— Start —

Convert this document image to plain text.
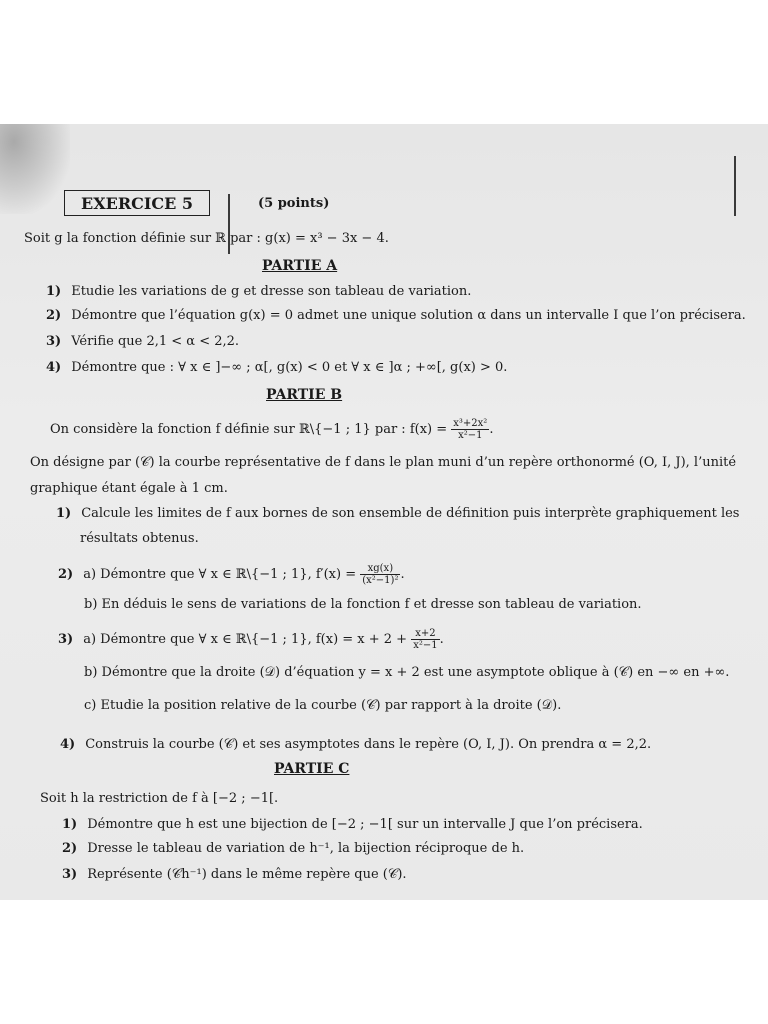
EXERCICE 5	(5 points)
Soit g la fonction définie sur ℝ par : g(x) = x³ − 3x − 4.
PARTIE A
1) Etudie les variations de g et dresse son tableau de variation.
2) Démontre que l’équation g(x) = 0 admet une unique solution α dans un intervalle I que l’on précisera.
3) Vérifie que 2,1 < α < 2,2.
4) Démontre que : ∀ x ∈ ]−∞ ; α[, g(x) < 0 et ∀ x ∈ ]α ; +∞[, g(x) > 0.
PARTIE B
On considère la fonction f définie sur ℝ\{−1 ; 1} par : $f(x) = \frac{\text{x³+2x²}}{\text{x²−1}}$ .
On désigne par (𝒞) la courbe représentative de f dans le plan muni d’un repère orthonormé (O, I, J), l’unité
graphique étant égale à 1 cm.
1) Calcule les limites de f aux bornes de son ensemble de définition puis interprète graphiquement les
résultats obtenus.
2) a) Démontre que ∀ x ∈ ℝ\{−1 ; 1}, $f'(x) = \frac{xg(x)}{\text{(x²−1)²}}$ .
b) En déduis le sens de variations de la fonction f et dresse son tableau de variation.
3) a) Démontre que ∀ x ∈ ℝ\{−1 ; 1}, $f(x) = x + 2 + \frac{x+2}{\text{x²−1}}$ .
b) Démontre que la droite (𝒟) d’équation y = x + 2 est une asymptote oblique à (𝒞) en −∞ en +∞.
c) Etudie la position relative de la courbe (𝒞) par rapport à la droite (𝒟).
4) Construis la courbe (𝒞) et ses asymptotes dans le repère (O, I, J). On prendra α = 2,2.
PARTIE C
Soit h la restriction de f à [−2 ; −1[.
1) Démontre que h est une bijection de [−2 ; −1[ sur un intervalle J que l’on précisera.
2) Dresse le tableau de variation de h⁻¹, la bijection réciproque de h.
3) Représente (𝒞h⁻¹) dans le même repère que (𝒞).
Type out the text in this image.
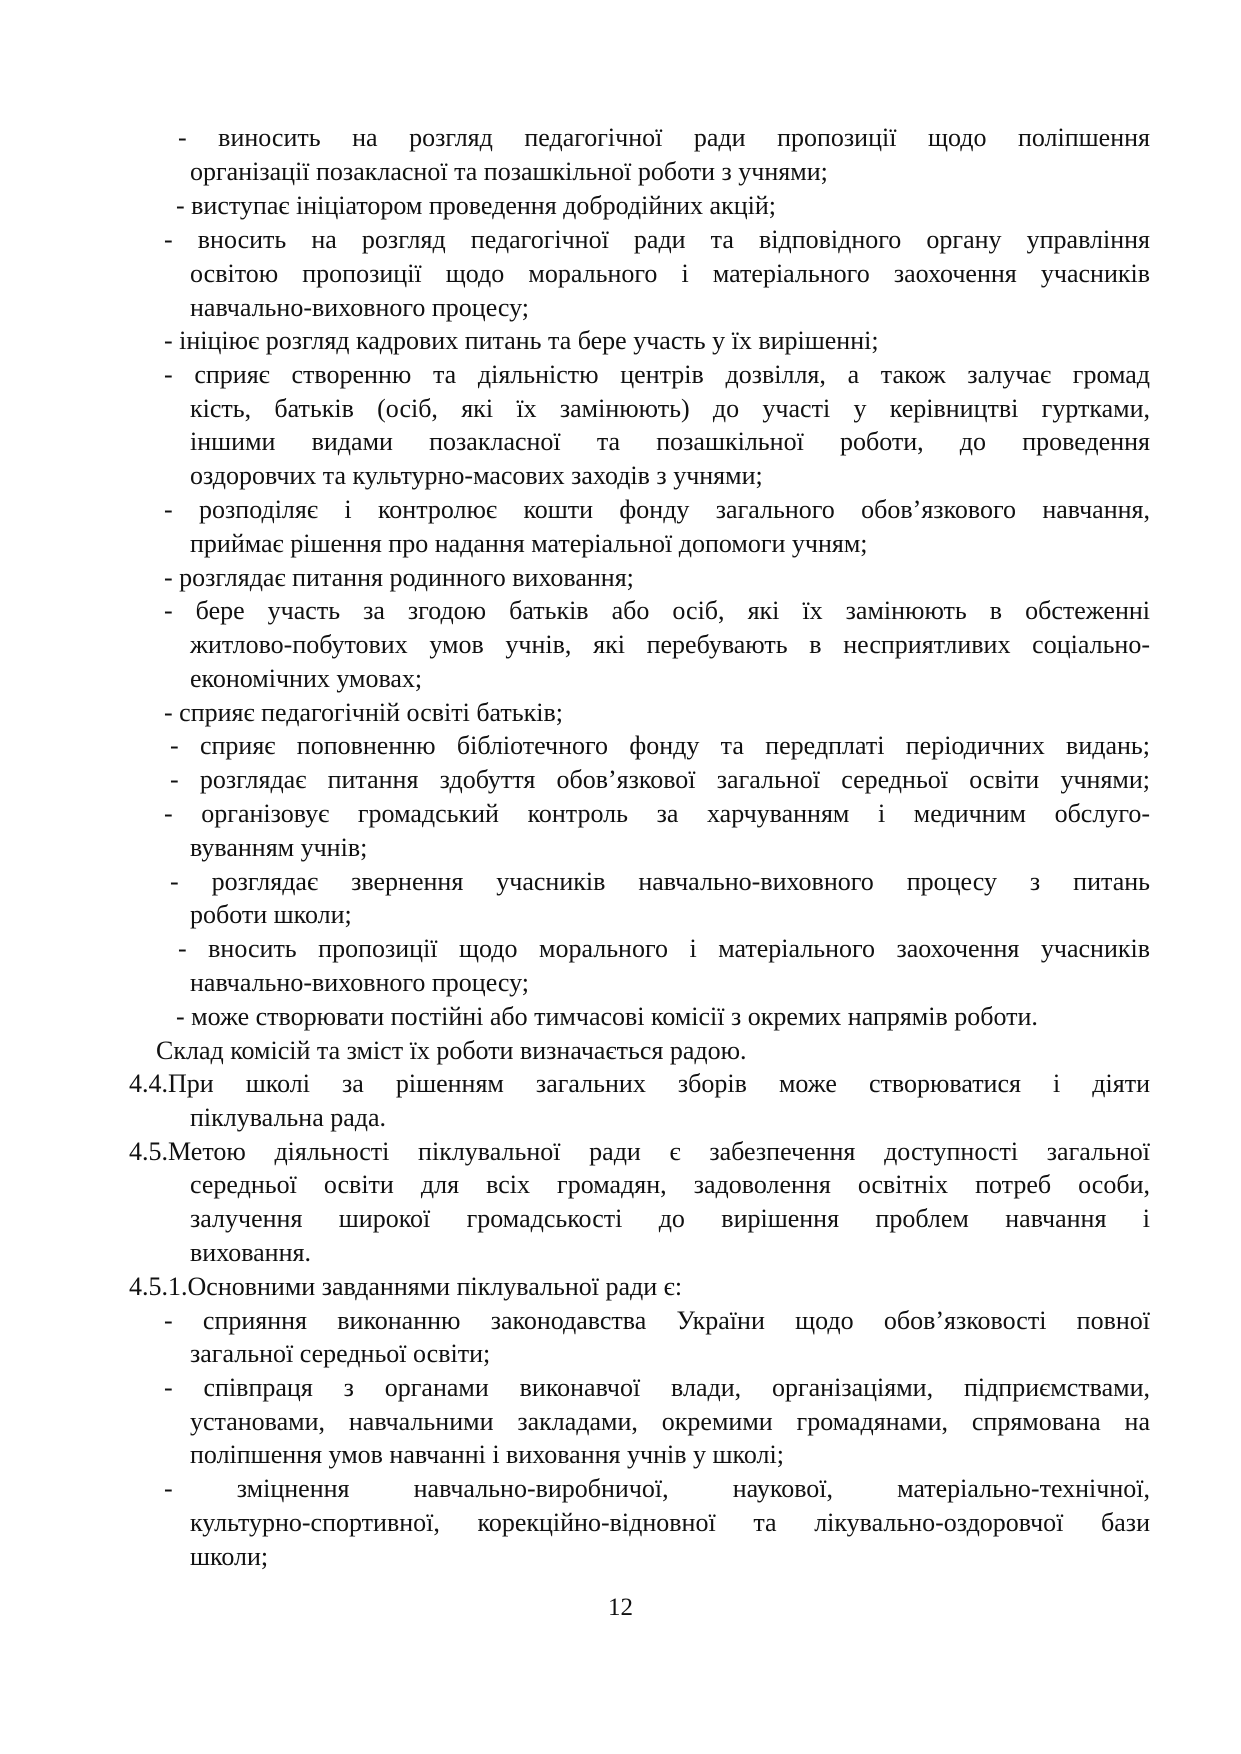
- виносить на розгляд педагогічної ради пропозиції щодо поліпшення
організації позакласної та позашкільної роботи з учнями;
- виступає ініціатором проведення добродійних акцій;
- вносить на розгляд педагогічної ради та відповідного органу управління
освітою пропозиції щодо морального і матеріального заохочення учасників
навчально-виховного процесу;
- ініціює розгляд кадрових питань та бере участь у їх вирішенні;
- сприяє створенню та діяльністю центрів дозвілля, а також залучає громад
кість, батьків (осіб, які їх замінюють) до участі у керівництві гуртками,
іншими видами позакласної та позашкільної роботи, до проведення
оздоровчих та культурно-масових заходів з учнями;
- розподіляє і контролює кошти фонду загального обов’язкового навчання,
приймає рішення про надання матеріальної допомоги учням;
- розглядає питання родинного виховання;
- бере участь за згодою батьків або осіб, які їх замінюють в обстеженні
житлово-побутових умов учнів, які перебувають в несприятливих соціально-
економічних умовах;
- сприяє педагогічній освіті батьків;
- сприяє поповненню бібліотечного фонду та передплаті періодичних видань;
- розглядає питання здобуття обов’язкової загальної середньої освіти учнями;
- організовує громадський контроль за харчуванням і медичним обслуго-
вуванням учнів;
- розглядає звернення учасників навчально-виховного процесу з питань
роботи школи;
- вносить пропозиції щодо морального і матеріального заохочення учасників
навчально-виховного процесу;
- може створювати постійні або тимчасові комісії з окремих напрямів роботи.
Склад комісій та зміст їх роботи визначається радою.
4.4.При школі за рішенням загальних зборів може створюватися і діяти
піклувальна рада.
4.5.Метою діяльності піклувальної ради є забезпечення доступності загальної
середньої освіти для всіх громадян, задоволення освітніх потреб особи,
залучення широкої громадськості до вирішення проблем навчання і
виховання.
4.5.1.Основними завданнями піклувальної ради є:
- сприяння виконанню законодавства України щодо обов’язковості повної
загальної середньої освіти;
- співпраця з органами виконавчої влади, організаціями, підприємствами,
установами, навчальними закладами, окремими громадянами, спрямована на
поліпшення умов навчанні і виховання учнів у школі;
- зміцнення навчально-виробничої, наукової, матеріально-технічної,
культурно-спортивної, корекційно-відновної та лікувально-оздоровчої бази
школи;
12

— End —

→ What needs to be done
Using the listing, collect all lines in which the string "intervalle" is found.

→ Result below
2) Démontre que l’équation g(x) = 0 admet une unique solution α dans un intervalle I que l’on précisera.
1) Démontre que h est une bijection de [−2 ; −1[ sur un intervalle J que l’on précisera.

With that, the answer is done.